* STATED GOAL *
Copy out all lines carrying the word "JSON".

* DATASET EXCERPTS *
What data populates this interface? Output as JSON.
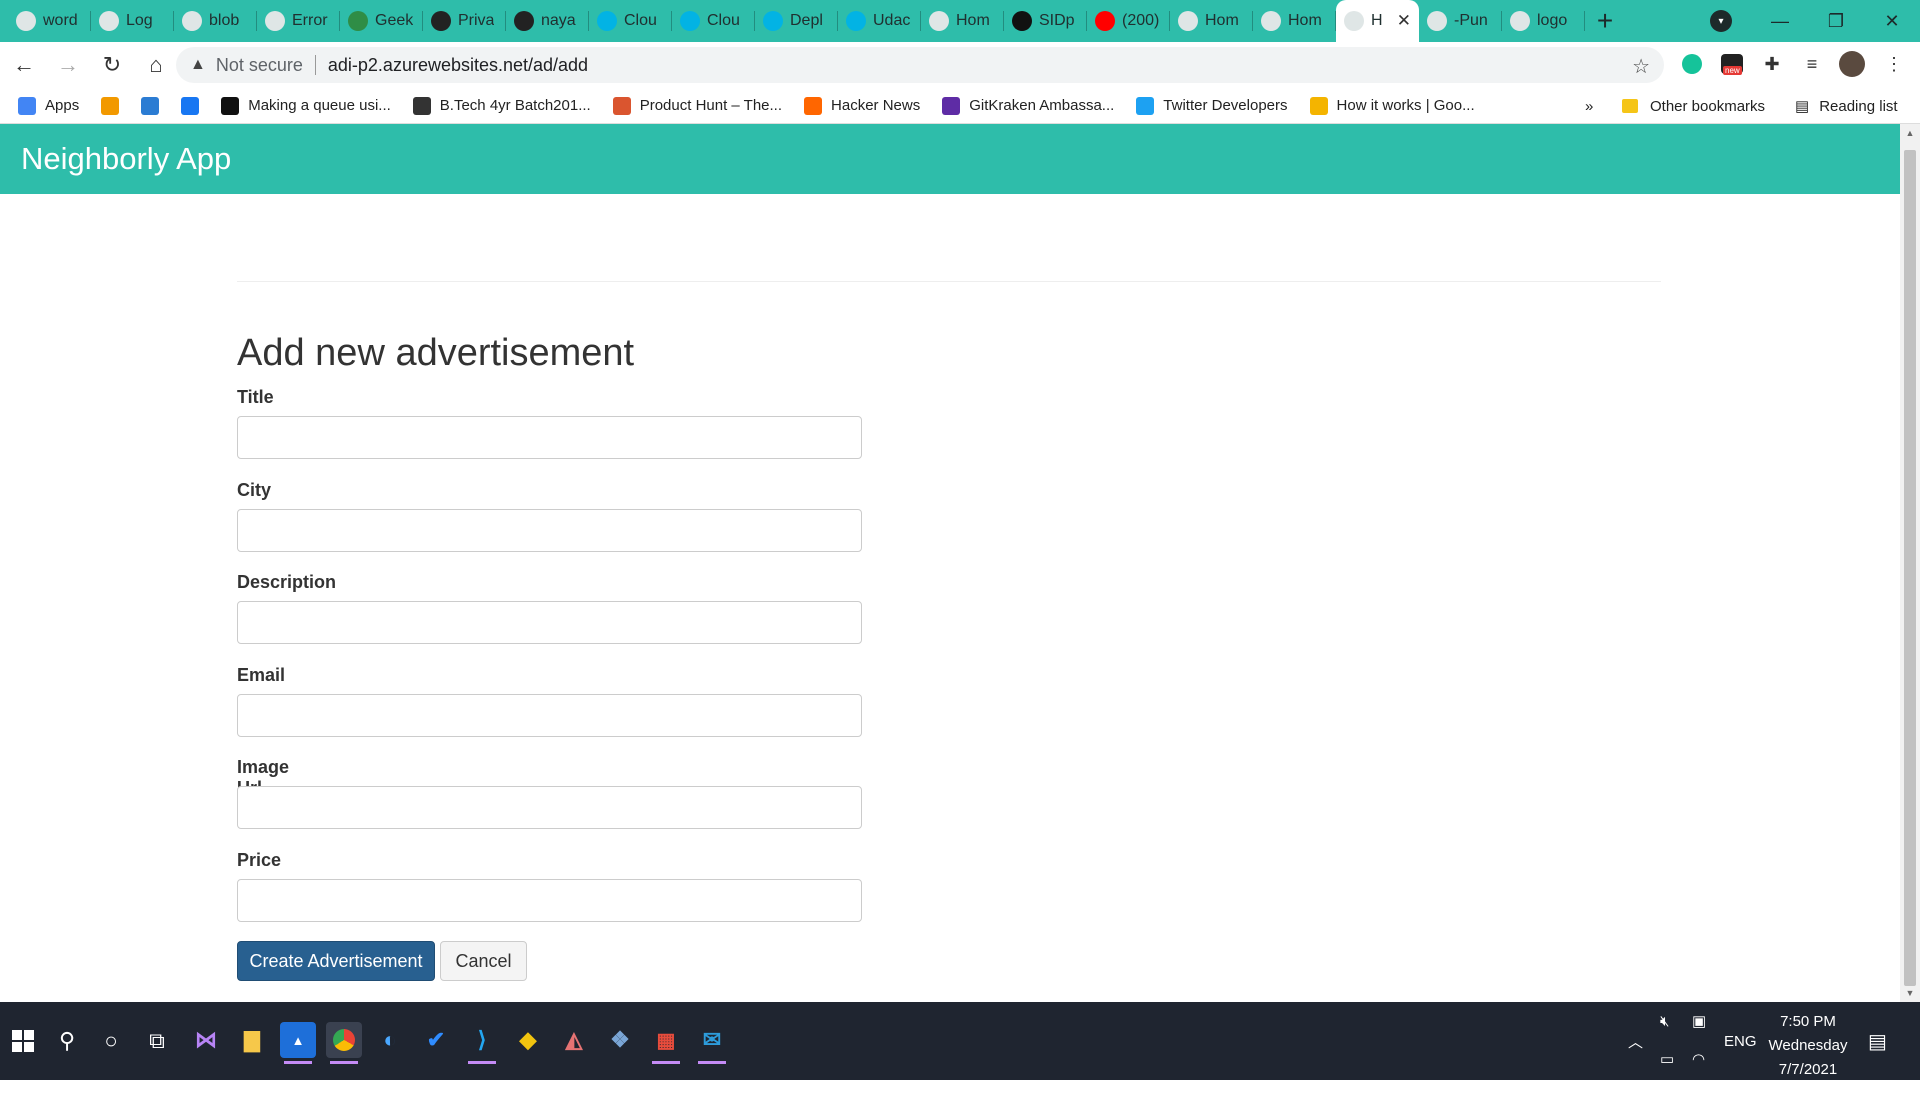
{
  "browser": {
    "tabs": [
      {
        "label": "word",
        "icon": "google-icon",
        "color": "#ffffff"
      },
      {
        "label": "Log",
        "icon": "peace-icon",
        "color": "#ffffff"
      },
      {
        "label": "blob",
        "icon": "globe-icon",
        "color": "#ffffff"
      },
      {
        "label": "Error",
        "icon": "code-icon",
        "color": "#ffffff"
      },
      {
        "label": "Geek",
        "icon": "gfg-icon",
        "color": "#2f8d46"
      },
      {
        "label": "Priva",
        "icon": "gear-icon",
        "color": "#222222"
      },
      {
        "label": "naya",
        "icon": "github-icon",
        "color": "#222222"
      },
      {
        "label": "Clou",
        "icon": "udacity-icon",
        "color": "#02b3e4"
      },
      {
        "label": "Clou",
        "icon": "udacity-icon",
        "color": "#02b3e4"
      },
      {
        "label": "Depl",
        "icon": "udacity-icon",
        "color": "#02b3e4"
      },
      {
        "label": "Udac",
        "icon": "udacity-icon",
        "color": "#02b3e4"
      },
      {
        "label": "Hom",
        "icon": "globe-icon",
        "color": "#ffffff"
      },
      {
        "label": "SIDp",
        "icon": "info-icon",
        "color": "#111111"
      },
      {
        "label": "(200)",
        "icon": "youtube-icon",
        "color": "#ff0000"
      },
      {
        "label": "Hom",
        "icon": "globe-icon",
        "color": "#ffffff"
      },
      {
        "label": "Hom",
        "icon": "globe-icon",
        "color": "#ffffff"
      },
      {
        "label": "H",
        "icon": "globe-icon",
        "color": "#ffffff",
        "active": true
      },
      {
        "label": "-Pun",
        "icon": "doc-icon",
        "color": "#ffffff"
      },
      {
        "label": "logo",
        "icon": "doc-icon",
        "color": "#ffffff"
      }
    ],
    "new_tab_label": "+",
    "security_label": "Not secure",
    "url": "adi-p2.azurewebsites.net/ad/add",
    "bookmarks": [
      {
        "label": "Apps",
        "icon": "apps-grid-icon",
        "color": "#4285f4"
      },
      {
        "label": "",
        "icon": "chart-icon",
        "color": "#f29900"
      },
      {
        "label": "",
        "icon": "w-icon",
        "color": "#2b7cd3"
      },
      {
        "label": "",
        "icon": "facebook-icon",
        "color": "#1877f2"
      },
      {
        "label": "Making a queue usi...",
        "icon": "media-icon",
        "color": "#111111"
      },
      {
        "label": "B.Tech 4yr Batch201...",
        "icon": "globe-icon",
        "color": "#333333"
      },
      {
        "label": "Product Hunt – The...",
        "icon": "producthunt-icon",
        "color": "#da552f"
      },
      {
        "label": "Hacker News",
        "icon": "ycombinator-icon",
        "color": "#ff6600"
      },
      {
        "label": "GitKraken Ambassa...",
        "icon": "list-icon",
        "color": "#5e2ca5"
      },
      {
        "label": "Twitter Developers",
        "icon": "twitter-icon",
        "color": "#1da1f2"
      },
      {
        "label": "How it works | Goo...",
        "icon": "sun-icon",
        "color": "#f4b400"
      }
    ],
    "overflow_label": "»",
    "other_bookmarks": "Other bookmarks",
    "reading_list": "Reading list"
  },
  "page": {
    "brand": "Neighborly App",
    "title": "Add new advertisement",
    "fields": [
      {
        "label": "Title",
        "value": ""
      },
      {
        "label": "City",
        "value": ""
      },
      {
        "label": "Description",
        "value": ""
      },
      {
        "label": "Email",
        "value": ""
      },
      {
        "label": "Image Url",
        "value": ""
      },
      {
        "label": "Price",
        "value": ""
      }
    ],
    "submit_label": "Create Advertisement",
    "cancel_label": "Cancel",
    "colors": {
      "navbar": "#2ebdaa",
      "primary": "#286090"
    }
  },
  "taskbar": {
    "language": "ENG",
    "time": "7:50 PM",
    "day": "Wednesday",
    "date": "7/7/2021"
  }
}
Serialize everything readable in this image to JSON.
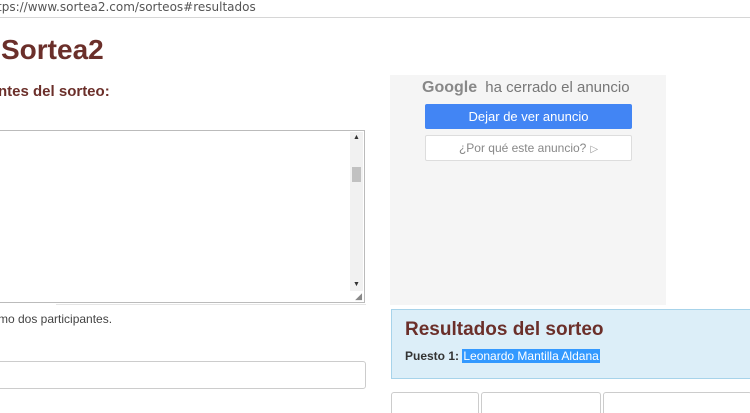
{
  "browser": {
    "url": "tps://www.sortea2.com/sorteos#resultados"
  },
  "header": {
    "title": "Sortea2"
  },
  "form": {
    "section_label": "ntes del sorteo:",
    "textarea_value": "",
    "hint": "mo dos participantes.",
    "input_value": ""
  },
  "ad": {
    "google_label": "Google",
    "closed_text": "ha cerrado el anuncio",
    "stop_button": "Dejar de ver anuncio",
    "why_button": "¿Por qué este anuncio?",
    "why_icon": "▷"
  },
  "results": {
    "title": "Resultados del sorteo",
    "place_label": "Puesto 1:",
    "winner": "Leonardo Mantilla Aldana"
  },
  "scrollbar": {
    "up_glyph": "▲",
    "down_glyph": "▼",
    "grip_glyph": "◢"
  }
}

* CORRECT ANSWER *
What data populates this interface? Output as JSON.
Serialize everything readable in this image to JSON.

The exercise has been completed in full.